Start of Record excerpts
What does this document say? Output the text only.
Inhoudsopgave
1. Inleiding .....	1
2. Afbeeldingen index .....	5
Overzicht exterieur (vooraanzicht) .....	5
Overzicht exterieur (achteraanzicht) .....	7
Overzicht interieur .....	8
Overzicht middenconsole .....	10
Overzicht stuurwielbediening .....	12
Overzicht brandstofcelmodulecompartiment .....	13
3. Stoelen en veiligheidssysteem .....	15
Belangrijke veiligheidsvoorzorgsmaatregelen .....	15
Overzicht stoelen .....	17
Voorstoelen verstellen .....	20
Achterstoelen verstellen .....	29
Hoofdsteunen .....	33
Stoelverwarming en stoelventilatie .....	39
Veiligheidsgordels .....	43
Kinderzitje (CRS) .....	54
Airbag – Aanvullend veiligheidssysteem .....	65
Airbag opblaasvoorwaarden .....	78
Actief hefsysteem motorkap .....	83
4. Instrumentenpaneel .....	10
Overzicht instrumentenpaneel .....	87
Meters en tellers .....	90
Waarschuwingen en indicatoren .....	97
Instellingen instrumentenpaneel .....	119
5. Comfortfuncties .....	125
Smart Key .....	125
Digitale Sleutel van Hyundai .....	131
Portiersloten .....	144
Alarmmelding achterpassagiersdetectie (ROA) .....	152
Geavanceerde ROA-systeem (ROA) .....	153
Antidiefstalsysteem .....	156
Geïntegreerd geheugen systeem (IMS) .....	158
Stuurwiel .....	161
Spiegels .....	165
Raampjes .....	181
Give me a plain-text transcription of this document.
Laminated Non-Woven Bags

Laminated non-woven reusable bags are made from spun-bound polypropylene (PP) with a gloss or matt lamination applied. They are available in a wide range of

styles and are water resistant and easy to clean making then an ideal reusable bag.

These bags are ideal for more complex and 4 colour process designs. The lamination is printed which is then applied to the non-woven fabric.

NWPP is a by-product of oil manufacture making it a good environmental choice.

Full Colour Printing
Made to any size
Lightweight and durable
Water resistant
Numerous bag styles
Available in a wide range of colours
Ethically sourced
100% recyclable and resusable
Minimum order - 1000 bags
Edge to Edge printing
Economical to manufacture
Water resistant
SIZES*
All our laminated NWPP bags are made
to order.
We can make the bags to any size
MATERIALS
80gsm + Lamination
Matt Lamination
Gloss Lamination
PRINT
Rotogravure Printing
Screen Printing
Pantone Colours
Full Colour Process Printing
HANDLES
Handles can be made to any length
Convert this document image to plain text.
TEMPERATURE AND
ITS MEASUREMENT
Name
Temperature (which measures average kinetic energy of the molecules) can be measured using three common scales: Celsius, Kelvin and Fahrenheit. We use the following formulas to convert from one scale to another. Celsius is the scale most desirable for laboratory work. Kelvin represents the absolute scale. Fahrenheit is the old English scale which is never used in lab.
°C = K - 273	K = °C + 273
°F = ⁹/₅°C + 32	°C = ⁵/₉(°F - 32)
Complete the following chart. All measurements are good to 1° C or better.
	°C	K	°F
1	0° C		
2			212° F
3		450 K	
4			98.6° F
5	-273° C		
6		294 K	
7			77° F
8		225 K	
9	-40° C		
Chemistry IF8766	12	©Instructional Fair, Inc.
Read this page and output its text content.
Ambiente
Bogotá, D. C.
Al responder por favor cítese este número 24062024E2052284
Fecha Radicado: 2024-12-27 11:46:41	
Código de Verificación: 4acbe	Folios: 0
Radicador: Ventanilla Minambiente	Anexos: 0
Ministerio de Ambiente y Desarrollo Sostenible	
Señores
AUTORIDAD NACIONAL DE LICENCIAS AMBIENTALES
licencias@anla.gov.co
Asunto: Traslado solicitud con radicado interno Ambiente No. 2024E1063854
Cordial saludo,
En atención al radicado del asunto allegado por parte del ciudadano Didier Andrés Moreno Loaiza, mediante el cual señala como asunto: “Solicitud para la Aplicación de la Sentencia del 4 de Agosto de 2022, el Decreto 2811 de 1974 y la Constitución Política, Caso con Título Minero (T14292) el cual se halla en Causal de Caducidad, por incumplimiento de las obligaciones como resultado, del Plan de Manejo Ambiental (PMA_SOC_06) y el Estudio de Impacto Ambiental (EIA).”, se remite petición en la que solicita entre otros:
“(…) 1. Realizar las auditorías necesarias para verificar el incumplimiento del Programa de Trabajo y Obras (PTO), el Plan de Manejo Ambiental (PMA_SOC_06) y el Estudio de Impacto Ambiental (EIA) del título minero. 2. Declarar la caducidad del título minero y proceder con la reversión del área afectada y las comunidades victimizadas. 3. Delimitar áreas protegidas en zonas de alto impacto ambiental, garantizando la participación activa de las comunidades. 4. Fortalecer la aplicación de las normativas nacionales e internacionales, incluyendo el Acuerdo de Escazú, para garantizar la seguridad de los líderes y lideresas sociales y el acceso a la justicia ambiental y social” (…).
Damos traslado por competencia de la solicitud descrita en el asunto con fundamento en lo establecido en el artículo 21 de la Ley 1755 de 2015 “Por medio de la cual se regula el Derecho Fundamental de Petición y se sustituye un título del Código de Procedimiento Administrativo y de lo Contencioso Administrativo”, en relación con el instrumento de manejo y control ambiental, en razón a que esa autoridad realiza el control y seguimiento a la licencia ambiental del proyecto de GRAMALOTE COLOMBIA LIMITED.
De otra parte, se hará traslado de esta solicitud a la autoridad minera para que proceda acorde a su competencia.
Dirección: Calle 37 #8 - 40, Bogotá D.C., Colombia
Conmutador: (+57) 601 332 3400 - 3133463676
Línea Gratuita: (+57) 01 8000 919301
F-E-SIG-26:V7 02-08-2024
End of Record excerpts
▶ **Description of the task**
Pull out all lines containing the word "wide" from the entries above.

▶ **Answer in full**
Laminated non-woven reusable bags are made from spun-bound polypropylene (PP) with a gloss or matt lamination applied. They are available in a wide range of
Available in a wide range of colours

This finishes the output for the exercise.